- [Extracted text]:
((
Bendis () was a Thracian goddess associated with hunting and the moon. Worship of the goddess seems to have been introduced into Attica around 430 BC. Some writers identified Bendis in Attica with the goddess Artemis, but the temple of Bendis at Piraeus which was near the temple of Artemis, clearly display that the two goddesses were distinct.
She was a huntress, like Artemis, but was often accompanied by dancing satyrs and maenads, as represented on a fifth-century red-figure stemless cup at Verona.

The Greeks wrote of Bendis as one of the seven daughters of Zeus who were turned into swans who would later reappear in human forms driving a golden carriage and teaching crowds.

Worship
By a decree of the Oracle of Dodona, which required the Athenians to grant land for a shrine or temple, her cult was introduced into Attica by immigrant Thracian residents, and, though Thracian and Athenian processions remained separate, both cult and festival became so popular that in Plato's time () its festivities were naturalized as an official ceremonial of the city-state, called the Bendideia (Βενδίδεια). Among the events were night-time torch-races on horseback, mentioned in Plato's Republic, 328:
"You haven't heard that there is to be a torchlight race this evening on horseback in honour of the Goddess?" "On horseback?" said I. "That is a new idea. Will they carry torches and pass them along to one another as they race with the horses, or how do you mean?" "That's the way of it," said Polemarchus, "and, besides, there is to be a night festival which will be worth seeing."
In Piraeus there was a temple of the goddess which was called Bendideion (Βενδίδειον).

A red-figure skyphos, now at Tübingen University, of c. 440–430, seems to commemorate the arrival of the newly authorized cult: it shows Themis (representing traditional Athenian customs) and a booted and cloaked Bendis, who wears a Thracian fox-skin cap. 

A small marble votive stele of Bendis, –375 BC, found at Piraeus, (pictured left) shows the goddess and her worshippers in bas-relief. The image shows that the Thracian goddess has been strongly influenced by Athenian conceptions of Artemis: Bendis wears a short chiton like Artemis, but with an Asiatic snug-sleeved undergarment. She is wrapped in an animal skin like Artemis and has a spear, but has a hooded Thracian mantle, fastened with a brooch. She wears high boots. In the fourth century BC terracotta figurine (pictured right) she is similarly attired and once carried a (wooden?) spear. 
 
Elsewhere in Greece, the cult of Bendis did not catch on.
Just as in all other respects the Athenians continue to be hospitable to things foreign, so also in their worship of the gods; for they welcomed so many of the foreign rites that they were ridiculed for it by comic writers; and among these were the Thracian and Phrygian rites. (Strabo, Geography (1st century AD), 10.3.18)
))
- [Requirement]: Write the next part of the passage on the goddess Bendis, starting after its closing quotation from Strabo. The entries that come next are separate material and have no connection to the passage on the goddess Bendis.

Entries with boxed elements
((
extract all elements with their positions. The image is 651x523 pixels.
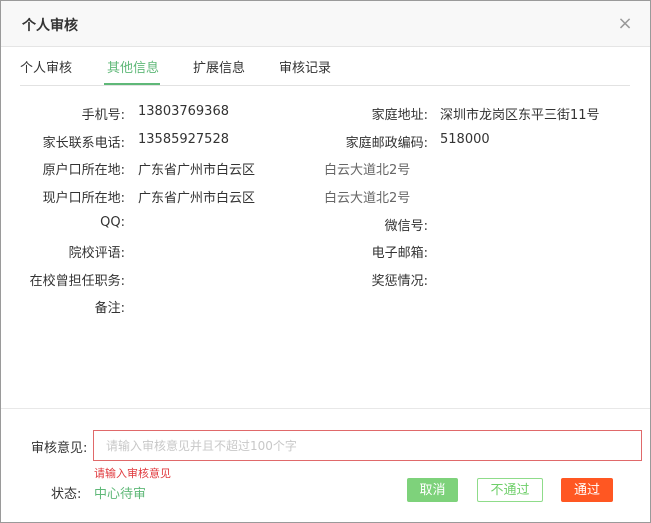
parent-phone-value: 13585927528	[138, 132, 229, 147]
home-postcode-value: 518000	[440, 132, 490, 147]
awards-label: 奖惩情况:	[371, 274, 428, 289]
active-tab-indicator	[104, 83, 160, 85]
opinion-label: 审核意见:	[31, 441, 88, 456]
opinion-error-text: 请输入审核意见	[94, 467, 171, 480]
origin-hukou-label: 原户口所在地:	[42, 163, 125, 178]
tab-bar: 个人审核 其他信息 扩展信息 审核记录	[20, 47, 630, 86]
home-postcode-label: 家庭邮政编码:	[345, 136, 428, 151]
tab-personal-review[interactable]: 个人审核	[20, 47, 72, 85]
close-icon[interactable]: ×	[616, 15, 634, 33]
home-address-label: 家庭地址:	[371, 108, 428, 123]
parent-phone-label: 家长联系电话:	[42, 136, 125, 151]
qq-label: QQ:	[100, 215, 125, 230]
current-hukou-detail: 白云大道北2号	[324, 191, 411, 206]
status-label: 状态:	[51, 487, 82, 502]
email-label: 电子邮箱:	[371, 246, 428, 261]
origin-hukou-value: 广东省广州市白云区	[138, 163, 256, 178]
wechat-label: 微信号:	[384, 219, 428, 234]
tab-extended-info[interactable]: 扩展信息	[193, 47, 245, 85]
footer-divider	[1, 408, 650, 409]
cancel-button[interactable]: 取消	[407, 478, 458, 502]
approve-button[interactable]: 通过	[561, 478, 613, 502]
dialog-title: 个人审核	[22, 18, 78, 34]
current-hukou-value: 广东省广州市白云区	[138, 191, 256, 206]
review-dialog: 个人审核 × 个人审核 其他信息 扩展信息 审核记录 手机号: 13803769…	[0, 0, 651, 523]
phone-label: 手机号:	[81, 108, 125, 123]
dialog-header: 个人审核 ×	[1, 1, 650, 47]
status-value: 中心待审	[94, 487, 147, 502]
remark-label: 备注:	[94, 301, 125, 316]
tab-other-info[interactable]: 其他信息	[107, 47, 159, 85]
phone-value: 13803769368	[138, 104, 229, 119]
school-comment-label: 院校评语:	[68, 246, 125, 261]
opinion-input[interactable]	[93, 430, 642, 461]
tab-review-history[interactable]: 审核记录	[279, 47, 331, 85]
current-hukou-label: 现户口所在地:	[42, 191, 125, 206]
school-position-label: 在校曾担任职务:	[29, 274, 125, 289]
home-address-value: 深圳市龙岗区东平三街11号	[440, 108, 600, 123]
reject-button[interactable]: 不通过	[477, 478, 543, 502]
origin-hukou-detail: 白云大道北2号	[324, 163, 411, 178]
))
- [Response]:
The "Phrygian rites" Strabo mentioned referred to the cult of Cybele that was also welcomed to Athens in the 5th century.

Related deities
The Athenians may have blended the cult of Bendis with the equally Dionysiac Thracian revels of Kotys, mentioned by Aeschylus and other ancient writers. Archaic female cult figures unearthed in Thrace (modern-day Bulgaria) have also been identified with Bendis.

Bendida Peak on Trinity Peninsula in Antarctica is named after the goddess.

References

Sources 

 "Bendis", William Smith (ed.) Dictionary of Greek and Roman Biography and Mythology. 1. Boston: Little, Brown & Co., 1867.
 "Bendis (Thracian goddess)", The Editors. Encyclopedia Britannica, 20 Jul. 1998. Accessed 24 January 2022.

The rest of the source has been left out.